Task to complete
Copy out the listing that follows exactly, dropping every picture.

Records supplied
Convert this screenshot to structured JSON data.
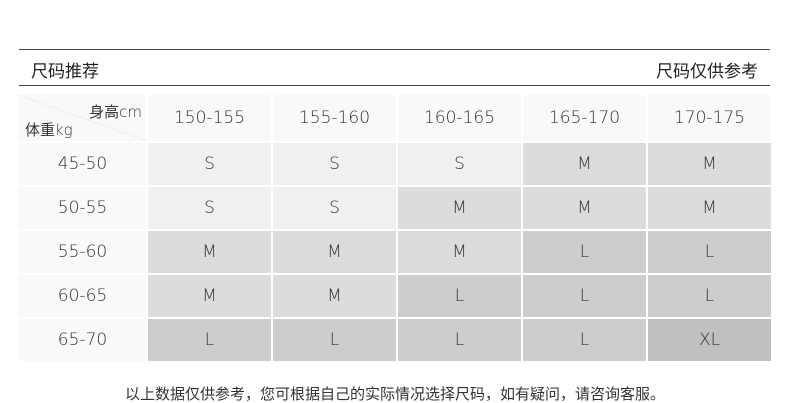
{
  "header": {
    "left_title": "尺码推荐",
    "right_title": "尺码仅供参考"
  },
  "table": {
    "corner_height_label": "身高cm",
    "corner_weight_label": "体重kg",
    "columns": [
      "150-155",
      "155-160",
      "160-165",
      "165-170",
      "170-175"
    ],
    "rows": [
      {
        "label": "45-50",
        "sizes": [
          "S",
          "S",
          "S",
          "M",
          "M"
        ]
      },
      {
        "label": "50-55",
        "sizes": [
          "S",
          "S",
          "M",
          "M",
          "M"
        ]
      },
      {
        "label": "55-60",
        "sizes": [
          "M",
          "M",
          "M",
          "L",
          "L"
        ]
      },
      {
        "label": "60-65",
        "sizes": [
          "M",
          "M",
          "L",
          "L",
          "L"
        ]
      },
      {
        "label": "65-70",
        "sizes": [
          "L",
          "L",
          "L",
          "L",
          "XL"
        ]
      }
    ],
    "size_colors": {
      "S": "#f0f0f0",
      "M": "#dcdcdc",
      "L": "#cdcdcd",
      "XL": "#c0c0c0"
    }
  },
  "footer": "以上数据仅供参考，您可根据自己的实际情况选择尺码，如有疑问，请咨询客服。"
}
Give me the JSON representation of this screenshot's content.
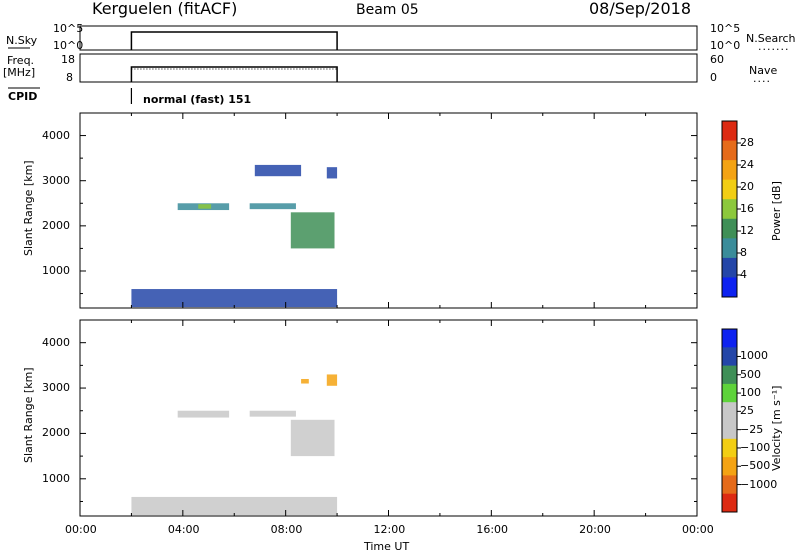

The response
Convert this screenshot to structured JSON data.
{
  "header": {
    "left_title": "尺码推荐",
    "right_title": "尺码仅供参考"
  },
  "table": {
    "corner_height_label": "身高cm",
    "corner_weight_label": "体重kg",
    "columns": [
      "150-155",
      "155-160",
      "160-165",
      "165-170",
      "170-175"
    ],
    "rows": [
      {
        "label": "45-50",
        "sizes": [
          "S",
          "S",
          "S",
          "M",
          "M"
        ]
      },
      {
        "label": "50-55",
        "sizes": [
          "S",
          "S",
          "M",
          "M",
          "M"
        ]
      },
      {
        "label": "55-60",
        "sizes": [
          "M",
          "M",
          "M",
          "L",
          "L"
        ]
      },
      {
        "label": "60-65",
        "sizes": [
          "M",
          "M",
          "L",
          "L",
          "L"
        ]
      },
      {
        "label": "65-70",
        "sizes": [
          "L",
          "L",
          "L",
          "L",
          "XL"
        ]
      }
    ],
    "size_colors": {
      "S": "#f0f0f0",
      "M": "#dcdcdc",
      "L": "#cdcdcd",
      "XL": "#c0c0c0"
    }
  },
  "footer": "以上数据仅供参考，您可根据自己的实际情况选择尺码，如有疑问，请咨询客服。"
}
Give me the JSON representation of this screenshot's content.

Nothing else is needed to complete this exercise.